YOUR TASK - Each entry below is to be printed verbatim.

RECORDS TO PROCESS -

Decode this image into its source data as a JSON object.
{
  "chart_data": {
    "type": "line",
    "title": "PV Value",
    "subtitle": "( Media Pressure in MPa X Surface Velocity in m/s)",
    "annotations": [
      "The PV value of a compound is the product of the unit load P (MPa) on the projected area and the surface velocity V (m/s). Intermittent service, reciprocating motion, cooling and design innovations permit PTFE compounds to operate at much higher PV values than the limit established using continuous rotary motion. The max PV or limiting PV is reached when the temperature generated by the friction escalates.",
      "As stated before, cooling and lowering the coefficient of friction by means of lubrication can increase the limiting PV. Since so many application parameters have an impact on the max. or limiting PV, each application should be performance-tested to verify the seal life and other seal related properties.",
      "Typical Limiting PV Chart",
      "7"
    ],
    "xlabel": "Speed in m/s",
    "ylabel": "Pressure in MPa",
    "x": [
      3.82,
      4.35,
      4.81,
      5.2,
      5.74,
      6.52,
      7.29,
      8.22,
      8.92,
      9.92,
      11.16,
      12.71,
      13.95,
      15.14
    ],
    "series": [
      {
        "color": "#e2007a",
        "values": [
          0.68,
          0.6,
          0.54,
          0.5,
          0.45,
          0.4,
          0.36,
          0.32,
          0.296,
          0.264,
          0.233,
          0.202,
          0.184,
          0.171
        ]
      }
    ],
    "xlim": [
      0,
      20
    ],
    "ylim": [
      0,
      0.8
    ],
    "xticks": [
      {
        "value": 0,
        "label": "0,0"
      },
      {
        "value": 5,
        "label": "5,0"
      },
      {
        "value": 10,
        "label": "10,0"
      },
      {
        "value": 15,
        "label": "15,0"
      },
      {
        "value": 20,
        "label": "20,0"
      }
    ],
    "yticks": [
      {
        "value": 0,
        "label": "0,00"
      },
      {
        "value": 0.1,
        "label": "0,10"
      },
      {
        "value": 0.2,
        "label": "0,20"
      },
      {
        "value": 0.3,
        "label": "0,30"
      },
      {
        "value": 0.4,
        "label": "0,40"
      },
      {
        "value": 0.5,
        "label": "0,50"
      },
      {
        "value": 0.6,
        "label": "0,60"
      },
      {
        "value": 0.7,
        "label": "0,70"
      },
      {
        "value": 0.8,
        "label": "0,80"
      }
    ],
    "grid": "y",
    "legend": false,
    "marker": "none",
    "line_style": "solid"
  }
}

FINISHED EXERCISE -
Decode this image into its source data as a JSON object.
{
  "chart_data": {
    "type": "line",
    "title": "PV Value",
    "subtitle": "( Media Pressure in MPa X Surface Velocity in m/s)",
    "annotations": [
      "The PV value of a compound is the product of the unit load P (MPa) on the projected area and the surface velocity V (m/s). Intermittent service, reciprocating motion, cooling and design innovations permit PTFE compounds to operate at much higher PV values than the limit established using continuous rotary motion. The max PV or limiting PV is reached when the temperature generated by the friction escalates.",
      "As stated before, cooling and lowering the coefficient of friction by means of lubrication can increase the limiting PV. Since so many application parameters have an impact on the max. or limiting PV, each application should be performance-tested to verify the seal life and other seal related properties.",
      "Typical Limiting PV Chart",
      "7"
    ],
    "xlabel": "Speed in m/s",
    "ylabel": "Pressure in MPa",
    "x": [
      3.82,
      4.35,
      4.81,
      5.2,
      5.74,
      6.52,
      7.29,
      8.22,
      8.92,
      9.92,
      11.16,
      12.71,
      13.95,
      15.14
    ],
    "series": [
      {
        "color": "#e2007a",
        "values": [
          0.68,
          0.6,
          0.54,
          0.5,
          0.45,
          0.4,
          0.36,
          0.32,
          0.296,
          0.264,
          0.233,
          0.202,
          0.184,
          0.171
        ]
      }
    ],
    "xlim": [
      0,
      20
    ],
    "ylim": [
      0,
      0.8
    ],
    "xticks": [
      {
        "value": 0,
        "label": "0,0"
      },
      {
        "value": 5,
        "label": "5,0"
      },
      {
        "value": 10,
        "label": "10,0"
      },
      {
        "value": 15,
        "label": "15,0"
      },
      {
        "value": 20,
        "label": "20,0"
      }
    ],
    "yticks": [
      {
        "value": 0,
        "label": "0,00"
      },
      {
        "value": 0.1,
        "label": "0,10"
      },
      {
        "value": 0.2,
        "label": "0,20"
      },
      {
        "value": 0.3,
        "label": "0,30"
      },
      {
        "value": 0.4,
        "label": "0,40"
      },
      {
        "value": 0.5,
        "label": "0,50"
      },
      {
        "value": 0.6,
        "label": "0,60"
      },
      {
        "value": 0.7,
        "label": "0,70"
      },
      {
        "value": 0.8,
        "label": "0,80"
      }
    ],
    "grid": "y",
    "legend": false,
    "marker": "none",
    "line_style": "solid"
  }
}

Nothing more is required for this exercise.